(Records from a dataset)

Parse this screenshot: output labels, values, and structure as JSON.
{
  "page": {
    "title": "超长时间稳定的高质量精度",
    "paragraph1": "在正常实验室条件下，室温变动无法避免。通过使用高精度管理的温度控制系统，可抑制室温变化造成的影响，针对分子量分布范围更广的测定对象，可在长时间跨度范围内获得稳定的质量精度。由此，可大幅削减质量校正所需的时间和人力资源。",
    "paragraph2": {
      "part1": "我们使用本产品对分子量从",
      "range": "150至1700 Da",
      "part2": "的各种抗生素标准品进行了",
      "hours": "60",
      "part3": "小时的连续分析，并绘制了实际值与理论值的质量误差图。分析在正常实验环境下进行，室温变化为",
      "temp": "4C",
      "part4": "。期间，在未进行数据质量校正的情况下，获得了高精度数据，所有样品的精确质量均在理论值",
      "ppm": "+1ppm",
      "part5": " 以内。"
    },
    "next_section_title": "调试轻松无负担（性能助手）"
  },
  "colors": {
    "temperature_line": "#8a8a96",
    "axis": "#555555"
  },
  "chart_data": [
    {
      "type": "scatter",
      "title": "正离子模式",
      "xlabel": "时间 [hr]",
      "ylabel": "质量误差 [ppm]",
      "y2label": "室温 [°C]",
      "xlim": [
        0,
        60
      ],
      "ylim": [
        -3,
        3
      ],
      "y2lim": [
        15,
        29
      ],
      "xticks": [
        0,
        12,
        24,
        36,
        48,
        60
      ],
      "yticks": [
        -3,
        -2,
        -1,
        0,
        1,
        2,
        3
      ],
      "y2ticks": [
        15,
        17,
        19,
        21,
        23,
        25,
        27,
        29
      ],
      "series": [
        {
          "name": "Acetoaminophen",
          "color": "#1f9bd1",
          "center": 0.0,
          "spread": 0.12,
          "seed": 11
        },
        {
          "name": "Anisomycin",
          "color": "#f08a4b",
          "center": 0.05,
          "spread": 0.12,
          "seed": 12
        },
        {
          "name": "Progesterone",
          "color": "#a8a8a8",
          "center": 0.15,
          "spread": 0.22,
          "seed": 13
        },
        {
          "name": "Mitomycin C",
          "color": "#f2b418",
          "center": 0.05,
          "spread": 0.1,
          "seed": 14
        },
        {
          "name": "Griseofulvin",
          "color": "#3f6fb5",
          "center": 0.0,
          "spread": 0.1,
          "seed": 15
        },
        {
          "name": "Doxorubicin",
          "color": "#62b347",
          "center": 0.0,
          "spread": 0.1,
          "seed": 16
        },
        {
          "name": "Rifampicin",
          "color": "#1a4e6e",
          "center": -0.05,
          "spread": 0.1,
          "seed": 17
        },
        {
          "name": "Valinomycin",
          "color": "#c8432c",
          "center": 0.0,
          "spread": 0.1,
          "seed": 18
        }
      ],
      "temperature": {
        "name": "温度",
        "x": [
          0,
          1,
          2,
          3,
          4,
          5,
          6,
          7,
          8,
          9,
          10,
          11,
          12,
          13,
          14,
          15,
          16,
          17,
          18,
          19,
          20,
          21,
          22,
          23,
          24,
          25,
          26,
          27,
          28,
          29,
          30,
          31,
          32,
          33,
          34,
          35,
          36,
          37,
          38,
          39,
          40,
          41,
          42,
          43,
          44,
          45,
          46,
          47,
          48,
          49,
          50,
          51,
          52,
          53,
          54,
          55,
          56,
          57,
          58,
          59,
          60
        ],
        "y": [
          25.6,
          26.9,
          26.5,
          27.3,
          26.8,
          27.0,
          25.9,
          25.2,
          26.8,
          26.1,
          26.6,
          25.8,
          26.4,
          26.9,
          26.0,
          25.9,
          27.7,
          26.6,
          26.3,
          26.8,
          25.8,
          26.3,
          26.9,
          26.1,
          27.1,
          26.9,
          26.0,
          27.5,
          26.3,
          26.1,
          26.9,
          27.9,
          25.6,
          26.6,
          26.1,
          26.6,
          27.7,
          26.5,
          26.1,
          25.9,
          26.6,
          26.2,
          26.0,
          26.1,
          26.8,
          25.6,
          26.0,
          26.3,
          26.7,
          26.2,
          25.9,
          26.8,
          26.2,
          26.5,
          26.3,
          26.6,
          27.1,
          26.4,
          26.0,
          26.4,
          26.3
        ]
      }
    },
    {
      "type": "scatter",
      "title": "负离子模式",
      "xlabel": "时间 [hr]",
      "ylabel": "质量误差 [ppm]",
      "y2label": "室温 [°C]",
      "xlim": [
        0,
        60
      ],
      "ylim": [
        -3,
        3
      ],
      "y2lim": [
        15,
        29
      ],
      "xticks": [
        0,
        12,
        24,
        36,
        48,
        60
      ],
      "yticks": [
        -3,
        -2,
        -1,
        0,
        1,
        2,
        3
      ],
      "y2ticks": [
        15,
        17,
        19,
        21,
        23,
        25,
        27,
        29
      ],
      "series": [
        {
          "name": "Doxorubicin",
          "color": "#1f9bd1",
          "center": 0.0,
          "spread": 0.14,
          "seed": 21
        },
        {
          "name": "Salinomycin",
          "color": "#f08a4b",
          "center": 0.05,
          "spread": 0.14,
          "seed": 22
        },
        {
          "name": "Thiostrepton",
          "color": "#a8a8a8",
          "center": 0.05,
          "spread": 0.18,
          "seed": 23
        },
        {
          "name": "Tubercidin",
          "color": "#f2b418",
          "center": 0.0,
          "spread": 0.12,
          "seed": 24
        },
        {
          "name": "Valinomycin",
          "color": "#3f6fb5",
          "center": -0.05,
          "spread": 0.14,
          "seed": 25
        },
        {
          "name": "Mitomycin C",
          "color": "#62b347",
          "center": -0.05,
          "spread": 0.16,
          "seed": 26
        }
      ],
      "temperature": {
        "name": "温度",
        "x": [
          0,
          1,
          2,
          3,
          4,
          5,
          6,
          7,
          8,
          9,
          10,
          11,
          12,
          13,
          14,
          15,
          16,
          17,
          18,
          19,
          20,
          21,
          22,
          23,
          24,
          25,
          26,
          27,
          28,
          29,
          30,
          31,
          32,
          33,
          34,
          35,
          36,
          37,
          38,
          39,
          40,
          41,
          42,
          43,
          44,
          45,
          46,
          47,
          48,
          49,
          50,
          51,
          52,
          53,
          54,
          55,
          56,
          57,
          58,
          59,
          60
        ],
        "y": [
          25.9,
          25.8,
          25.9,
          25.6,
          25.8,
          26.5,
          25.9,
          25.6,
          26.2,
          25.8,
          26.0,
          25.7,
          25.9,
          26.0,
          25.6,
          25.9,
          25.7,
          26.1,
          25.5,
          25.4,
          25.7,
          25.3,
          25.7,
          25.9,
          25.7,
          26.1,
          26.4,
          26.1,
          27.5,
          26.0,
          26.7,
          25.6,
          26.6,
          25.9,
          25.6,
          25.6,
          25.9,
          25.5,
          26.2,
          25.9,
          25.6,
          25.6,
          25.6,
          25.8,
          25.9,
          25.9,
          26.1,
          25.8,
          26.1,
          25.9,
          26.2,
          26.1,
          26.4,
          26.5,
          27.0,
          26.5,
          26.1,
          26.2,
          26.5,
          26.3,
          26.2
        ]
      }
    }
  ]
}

• Work to complete: Reproduce every line of the data verbatim.

• Written answer:
Parse this screenshot: output labels, values, and structure as JSON.
{
  "page": {
    "title": "超长时间稳定的高质量精度",
    "paragraph1": "在正常实验室条件下，室温变动无法避免。通过使用高精度管理的温度控制系统，可抑制室温变化造成的影响，针对分子量分布范围更广的测定对象，可在长时间跨度范围内获得稳定的质量精度。由此，可大幅削减质量校正所需的时间和人力资源。",
    "paragraph2": {
      "part1": "我们使用本产品对分子量从",
      "range": "150至1700 Da",
      "part2": "的各种抗生素标准品进行了",
      "hours": "60",
      "part3": "小时的连续分析，并绘制了实际值与理论值的质量误差图。分析在正常实验环境下进行，室温变化为",
      "temp": "4C",
      "part4": "。期间，在未进行数据质量校正的情况下，获得了高精度数据，所有样品的精确质量均在理论值",
      "ppm": "+1ppm",
      "part5": " 以内。"
    },
    "next_section_title": "调试轻松无负担（性能助手）"
  },
  "colors": {
    "temperature_line": "#8a8a96",
    "axis": "#555555"
  },
  "chart_data": [
    {
      "type": "scatter",
      "title": "正离子模式",
      "xlabel": "时间 [hr]",
      "ylabel": "质量误差 [ppm]",
      "y2label": "室温 [°C]",
      "xlim": [
        0,
        60
      ],
      "ylim": [
        -3,
        3
      ],
      "y2lim": [
        15,
        29
      ],
      "xticks": [
        0,
        12,
        24,
        36,
        48,
        60
      ],
      "yticks": [
        -3,
        -2,
        -1,
        0,
        1,
        2,
        3
      ],
      "y2ticks": [
        15,
        17,
        19,
        21,
        23,
        25,
        27,
        29
      ],
      "series": [
        {
          "name": "Acetoaminophen",
          "color": "#1f9bd1",
          "center": 0.0,
          "spread": 0.12,
          "seed": 11
        },
        {
          "name": "Anisomycin",
          "color": "#f08a4b",
          "center": 0.05,
          "spread": 0.12,
          "seed": 12
        },
        {
          "name": "Progesterone",
          "color": "#a8a8a8",
          "center": 0.15,
          "spread": 0.22,
          "seed": 13
        },
        {
          "name": "Mitomycin C",
          "color": "#f2b418",
          "center": 0.05,
          "spread": 0.1,
          "seed": 14
        },
        {
          "name": "Griseofulvin",
          "color": "#3f6fb5",
          "center": 0.0,
          "spread": 0.1,
          "seed": 15
        },
        {
          "name": "Doxorubicin",
          "color": "#62b347",
          "center": 0.0,
          "spread": 0.1,
          "seed": 16
        },
        {
          "name": "Rifampicin",
          "color": "#1a4e6e",
          "center": -0.05,
          "spread": 0.1,
          "seed": 17
        },
        {
          "name": "Valinomycin",
          "color": "#c8432c",
          "center": 0.0,
          "spread": 0.1,
          "seed": 18
        }
      ],
      "temperature": {
        "name": "温度",
        "x": [
          0,
          1,
          2,
          3,
          4,
          5,
          6,
          7,
          8,
          9,
          10,
          11,
          12,
          13,
          14,
          15,
          16,
          17,
          18,
          19,
          20,
          21,
          22,
          23,
          24,
          25,
          26,
          27,
          28,
          29,
          30,
          31,
          32,
          33,
          34,
          35,
          36,
          37,
          38,
          39,
          40,
          41,
          42,
          43,
          44,
          45,
          46,
          47,
          48,
          49,
          50,
          51,
          52,
          53,
          54,
          55,
          56,
          57,
          58,
          59,
          60
        ],
        "y": [
          25.6,
          26.9,
          26.5,
          27.3,
          26.8,
          27.0,
          25.9,
          25.2,
          26.8,
          26.1,
          26.6,
          25.8,
          26.4,
          26.9,
          26.0,
          25.9,
          27.7,
          26.6,
          26.3,
          26.8,
          25.8,
          26.3,
          26.9,
          26.1,
          27.1,
          26.9,
          26.0,
          27.5,
          26.3,
          26.1,
          26.9,
          27.9,
          25.6,
          26.6,
          26.1,
          26.6,
          27.7,
          26.5,
          26.1,
          25.9,
          26.6,
          26.2,
          26.0,
          26.1,
          26.8,
          25.6,
          26.0,
          26.3,
          26.7,
          26.2,
          25.9,
          26.8,
          26.2,
          26.5,
          26.3,
          26.6,
          27.1,
          26.4,
          26.0,
          26.4,
          26.3
        ]
      }
    },
    {
      "type": "scatter",
      "title": "负离子模式",
      "xlabel": "时间 [hr]",
      "ylabel": "质量误差 [ppm]",
      "y2label": "室温 [°C]",
      "xlim": [
        0,
        60
      ],
      "ylim": [
        -3,
        3
      ],
      "y2lim": [
        15,
        29
      ],
      "xticks": [
        0,
        12,
        24,
        36,
        48,
        60
      ],
      "yticks": [
        -3,
        -2,
        -1,
        0,
        1,
        2,
        3
      ],
      "y2ticks": [
        15,
        17,
        19,
        21,
        23,
        25,
        27,
        29
      ],
      "series": [
        {
          "name": "Doxorubicin",
          "color": "#1f9bd1",
          "center": 0.0,
          "spread": 0.14,
          "seed": 21
        },
        {
          "name": "Salinomycin",
          "color": "#f08a4b",
          "center": 0.05,
          "spread": 0.14,
          "seed": 22
        },
        {
          "name": "Thiostrepton",
          "color": "#a8a8a8",
          "center": 0.05,
          "spread": 0.18,
          "seed": 23
        },
        {
          "name": "Tubercidin",
          "color": "#f2b418",
          "center": 0.0,
          "spread": 0.12,
          "seed": 24
        },
        {
          "name": "Valinomycin",
          "color": "#3f6fb5",
          "center": -0.05,
          "spread": 0.14,
          "seed": 25
        },
        {
          "name": "Mitomycin C",
          "color": "#62b347",
          "center": -0.05,
          "spread": 0.16,
          "seed": 26
        }
      ],
      "temperature": {
        "name": "温度",
        "x": [
          0,
          1,
          2,
          3,
          4,
          5,
          6,
          7,
          8,
          9,
          10,
          11,
          12,
          13,
          14,
          15,
          16,
          17,
          18,
          19,
          20,
          21,
          22,
          23,
          24,
          25,
          26,
          27,
          28,
          29,
          30,
          31,
          32,
          33,
          34,
          35,
          36,
          37,
          38,
          39,
          40,
          41,
          42,
          43,
          44,
          45,
          46,
          47,
          48,
          49,
          50,
          51,
          52,
          53,
          54,
          55,
          56,
          57,
          58,
          59,
          60
        ],
        "y": [
          25.9,
          25.8,
          25.9,
          25.6,
          25.8,
          26.5,
          25.9,
          25.6,
          26.2,
          25.8,
          26.0,
          25.7,
          25.9,
          26.0,
          25.6,
          25.9,
          25.7,
          26.1,
          25.5,
          25.4,
          25.7,
          25.3,
          25.7,
          25.9,
          25.7,
          26.1,
          26.4,
          26.1,
          27.5,
          26.0,
          26.7,
          25.6,
          26.6,
          25.9,
          25.6,
          25.6,
          25.9,
          25.5,
          26.2,
          25.9,
          25.6,
          25.6,
          25.6,
          25.8,
          25.9,
          25.9,
          26.1,
          25.8,
          26.1,
          25.9,
          26.2,
          26.1,
          26.4,
          26.5,
          27.0,
          26.5,
          26.1,
          26.2,
          26.5,
          26.3,
          26.2
        ]
      }
    }
  ]
}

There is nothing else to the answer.